Stored entries:
▬▬▬

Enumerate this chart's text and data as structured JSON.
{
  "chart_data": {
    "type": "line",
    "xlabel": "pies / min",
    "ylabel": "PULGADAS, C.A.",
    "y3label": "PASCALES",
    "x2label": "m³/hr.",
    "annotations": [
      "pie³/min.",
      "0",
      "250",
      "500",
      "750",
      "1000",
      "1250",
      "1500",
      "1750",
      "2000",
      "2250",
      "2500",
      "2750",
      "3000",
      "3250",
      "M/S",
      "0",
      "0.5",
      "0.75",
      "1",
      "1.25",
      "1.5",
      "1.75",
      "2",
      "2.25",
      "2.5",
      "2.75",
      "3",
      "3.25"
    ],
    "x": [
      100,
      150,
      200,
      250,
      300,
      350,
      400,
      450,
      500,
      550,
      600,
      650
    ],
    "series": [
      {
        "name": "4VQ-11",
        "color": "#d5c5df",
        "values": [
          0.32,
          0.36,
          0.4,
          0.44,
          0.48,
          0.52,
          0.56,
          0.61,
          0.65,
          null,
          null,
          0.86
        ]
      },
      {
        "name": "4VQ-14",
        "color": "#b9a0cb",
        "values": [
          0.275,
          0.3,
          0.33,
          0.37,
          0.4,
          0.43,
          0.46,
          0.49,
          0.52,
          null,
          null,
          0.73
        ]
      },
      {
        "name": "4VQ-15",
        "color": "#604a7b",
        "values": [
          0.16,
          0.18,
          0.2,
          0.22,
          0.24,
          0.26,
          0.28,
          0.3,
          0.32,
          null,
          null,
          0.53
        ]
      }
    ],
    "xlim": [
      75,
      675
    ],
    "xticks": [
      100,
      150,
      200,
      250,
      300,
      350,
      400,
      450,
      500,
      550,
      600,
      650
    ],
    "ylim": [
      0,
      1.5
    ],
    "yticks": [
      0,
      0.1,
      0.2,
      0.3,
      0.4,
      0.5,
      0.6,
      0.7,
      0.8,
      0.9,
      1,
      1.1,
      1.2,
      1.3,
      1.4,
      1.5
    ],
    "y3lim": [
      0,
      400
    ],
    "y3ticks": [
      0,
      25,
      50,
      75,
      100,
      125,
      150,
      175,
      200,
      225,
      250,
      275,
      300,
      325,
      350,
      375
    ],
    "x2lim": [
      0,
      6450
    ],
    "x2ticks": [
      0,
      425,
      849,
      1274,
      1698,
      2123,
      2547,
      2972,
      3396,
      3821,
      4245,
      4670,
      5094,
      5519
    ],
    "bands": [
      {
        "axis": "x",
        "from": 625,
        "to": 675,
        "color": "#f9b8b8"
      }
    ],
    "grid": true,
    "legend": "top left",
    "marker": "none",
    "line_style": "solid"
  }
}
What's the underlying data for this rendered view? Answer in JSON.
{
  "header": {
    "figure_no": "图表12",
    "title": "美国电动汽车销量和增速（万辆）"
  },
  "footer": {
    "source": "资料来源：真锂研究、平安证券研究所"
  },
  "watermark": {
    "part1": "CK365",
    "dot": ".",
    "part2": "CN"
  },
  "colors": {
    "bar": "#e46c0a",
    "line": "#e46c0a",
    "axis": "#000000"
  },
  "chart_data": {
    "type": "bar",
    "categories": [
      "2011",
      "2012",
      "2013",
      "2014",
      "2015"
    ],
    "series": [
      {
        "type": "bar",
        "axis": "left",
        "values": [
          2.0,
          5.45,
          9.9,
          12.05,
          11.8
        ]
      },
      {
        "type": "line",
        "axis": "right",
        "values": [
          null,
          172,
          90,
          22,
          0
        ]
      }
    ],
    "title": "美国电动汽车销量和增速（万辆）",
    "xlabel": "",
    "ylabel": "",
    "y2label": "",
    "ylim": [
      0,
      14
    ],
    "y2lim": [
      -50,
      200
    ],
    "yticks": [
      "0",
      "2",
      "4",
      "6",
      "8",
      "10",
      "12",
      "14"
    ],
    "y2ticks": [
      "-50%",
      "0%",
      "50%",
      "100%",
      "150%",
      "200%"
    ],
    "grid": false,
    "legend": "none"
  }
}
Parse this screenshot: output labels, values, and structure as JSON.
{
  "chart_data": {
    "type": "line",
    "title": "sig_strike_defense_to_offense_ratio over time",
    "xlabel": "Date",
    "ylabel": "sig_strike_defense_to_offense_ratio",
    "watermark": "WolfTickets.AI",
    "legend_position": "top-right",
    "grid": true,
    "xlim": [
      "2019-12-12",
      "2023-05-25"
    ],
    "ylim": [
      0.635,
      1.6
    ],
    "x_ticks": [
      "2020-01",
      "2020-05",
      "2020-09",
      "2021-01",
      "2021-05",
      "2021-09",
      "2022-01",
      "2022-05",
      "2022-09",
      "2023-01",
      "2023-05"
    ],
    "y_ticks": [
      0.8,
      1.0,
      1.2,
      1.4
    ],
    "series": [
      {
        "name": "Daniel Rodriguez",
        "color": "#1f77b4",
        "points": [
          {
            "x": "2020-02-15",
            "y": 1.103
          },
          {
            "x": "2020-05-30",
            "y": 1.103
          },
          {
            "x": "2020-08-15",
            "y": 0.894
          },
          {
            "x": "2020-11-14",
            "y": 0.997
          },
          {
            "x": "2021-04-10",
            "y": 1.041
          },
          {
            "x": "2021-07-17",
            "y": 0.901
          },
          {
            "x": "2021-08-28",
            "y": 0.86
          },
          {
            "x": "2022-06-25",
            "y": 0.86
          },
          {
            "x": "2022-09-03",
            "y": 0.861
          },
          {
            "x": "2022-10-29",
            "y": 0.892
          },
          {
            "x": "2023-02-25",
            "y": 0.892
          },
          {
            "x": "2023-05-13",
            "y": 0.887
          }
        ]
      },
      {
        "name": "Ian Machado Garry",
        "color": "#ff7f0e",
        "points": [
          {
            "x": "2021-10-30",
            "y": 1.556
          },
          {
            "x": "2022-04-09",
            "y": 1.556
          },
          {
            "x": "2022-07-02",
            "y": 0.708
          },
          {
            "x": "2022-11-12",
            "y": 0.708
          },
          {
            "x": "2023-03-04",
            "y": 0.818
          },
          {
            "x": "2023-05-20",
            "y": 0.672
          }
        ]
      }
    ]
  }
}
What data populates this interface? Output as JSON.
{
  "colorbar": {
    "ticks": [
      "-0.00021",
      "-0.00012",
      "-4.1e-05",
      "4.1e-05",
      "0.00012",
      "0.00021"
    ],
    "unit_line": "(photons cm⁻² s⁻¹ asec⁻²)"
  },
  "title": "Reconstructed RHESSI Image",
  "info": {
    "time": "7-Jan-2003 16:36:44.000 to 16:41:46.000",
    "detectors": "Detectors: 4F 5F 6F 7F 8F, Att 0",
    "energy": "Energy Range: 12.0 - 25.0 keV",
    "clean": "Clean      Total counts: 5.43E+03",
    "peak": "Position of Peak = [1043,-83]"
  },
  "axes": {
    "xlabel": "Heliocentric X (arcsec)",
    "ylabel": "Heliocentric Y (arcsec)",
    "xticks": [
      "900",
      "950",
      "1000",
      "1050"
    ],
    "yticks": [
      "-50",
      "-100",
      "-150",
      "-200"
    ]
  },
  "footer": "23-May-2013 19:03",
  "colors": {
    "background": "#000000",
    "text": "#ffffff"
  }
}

▬▬▬

AIM OF THE TASK >>
Leave out every line without the string "title" and copy the rest.

RESPONSE TO THIS TASK >>
    "title": "美国电动汽车销量和增速（万辆）"
    "title": "美国电动汽车销量和增速（万辆）",
    "title": "sig_strike_defense_to_offense_ratio over time",
  "title": "Reconstructed RHESSI Image",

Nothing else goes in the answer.